--- To be done ---
All the entries need to be quoted exactly, apart from the pictures, which you should drop.

Saved entries
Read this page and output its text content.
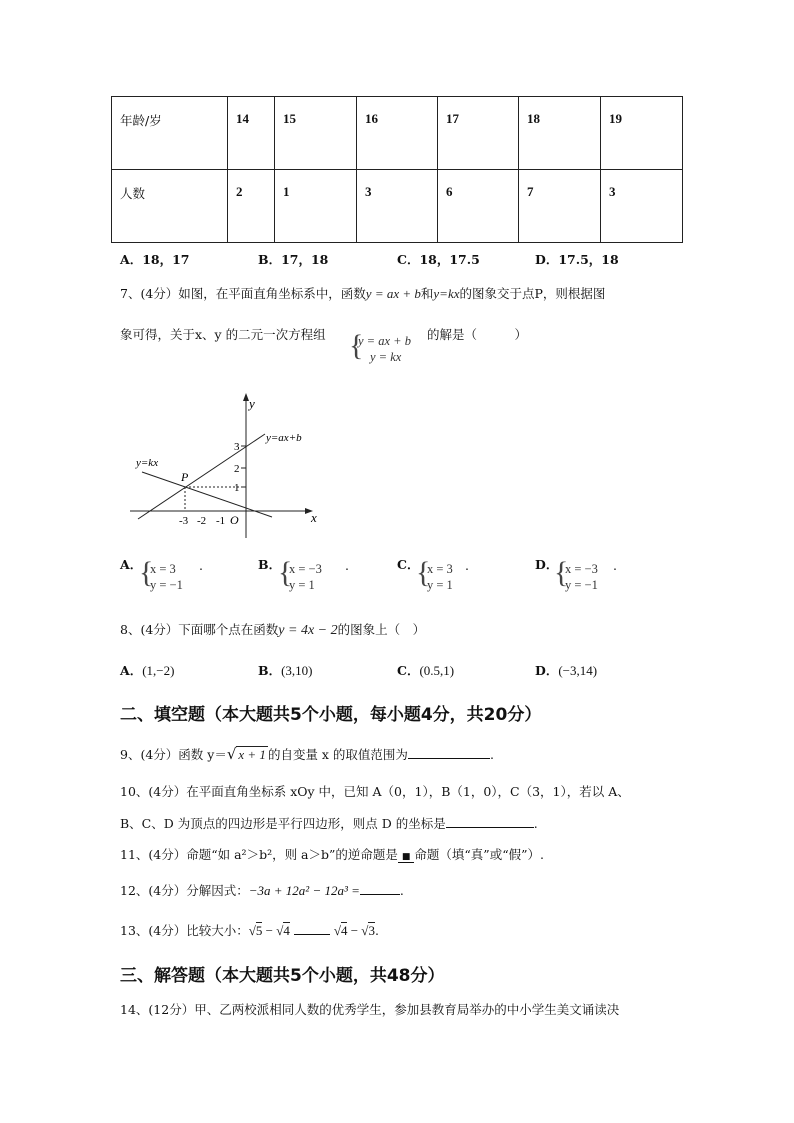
年龄/岁	14	15	16	17	18	19
人数	2	1	3	6	7	3
A．18，17	B．17，18	C．18，17.5	D．17.5，18
7、(4分）如图，在平面直角坐标系中，函数y = ax + b和y=kx的图象交于点P，则根据图
象可得，关于x、y 的二元一次方程组 {
y = ax + b
y = kx
的解是（　　　）
y
x
O
P
y=ax+b
y=kx
-3 -2 -1
3
2
1
A．
{
x = 3
y = −1
.	B．
{
x = −3
y = 1
.	C．
{
x = 3
y = 1
.	D．
{
x = −3
y = −1
.
8、(4分）下面哪个点在函数y = 4x − 2的图象上（　）
A．(1,−2)	B．(3,10)	C．(0.5,1)	D．(−3,14)
二、填空题（本大题共5个小题，每小题4分，共20分）
9、(4分）函数 y＝√ x + 1 的自变量 x 的取值范围为	.
10、(4分）在平面直角坐标系 xOy 中，已知 A（0，1），B（1，0），C（3，1），若以 A、
B、C、D 为顶点的四边形是平行四边形，则点 D 的坐标是	.
11、(4分）命题“如 a²＞b²，则 a＞b”的逆命题是 ■ 命题（填“真”或“假”）.
12、(4分）分解因式：−3a + 12a² − 12a³ =	.
13、(4分）比较大小：√5 − √4	√4 − √3.
三、解答题（本大题共5个小题，共48分）
14、(12分）甲、乙两校派相同人数的优秀学生，参加县教育局举办的中小学生美文诵读决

--- Output of the task ---
Read this page and output its text content.
年龄/岁	14	15	16	17	18	19
人数	2	1	3	6	7	3
A．18，17	B．17，18	C．18，17.5	D．17.5，18
7、(4分）如图，在平面直角坐标系中，函数y = ax + b和y=kx的图象交于点P，则根据图
象可得，关于x、y 的二元一次方程组 {
y = ax + b
y = kx
的解是（　　　）
y
x
O
P
y=ax+b
y=kx
-3 -2 -1
3
2
1
A．
{
x = 3
y = −1
.	B．
{
x = −3
y = 1
.	C．
{
x = 3
y = 1
.	D．
{
x = −3
y = −1
.
8、(4分）下面哪个点在函数y = 4x − 2的图象上（　）
A．(1,−2)	B．(3,10)	C．(0.5,1)	D．(−3,14)
二、填空题（本大题共5个小题，每小题4分，共20分）
9、(4分）函数 y＝√ x + 1 的自变量 x 的取值范围为	.
10、(4分）在平面直角坐标系 xOy 中，已知 A（0，1），B（1，0），C（3，1），若以 A、
B、C、D 为顶点的四边形是平行四边形，则点 D 的坐标是	.
11、(4分）命题“如 a²＞b²，则 a＞b”的逆命题是 ■ 命题（填“真”或“假”）.
12、(4分）分解因式：−3a + 12a² − 12a³ =	.
13、(4分）比较大小：√5 − √4	√4 − √3.
三、解答题（本大题共5个小题，共48分）
14、(12分）甲、乙两校派相同人数的优秀学生，参加县教育局举办的中小学生美文诵读决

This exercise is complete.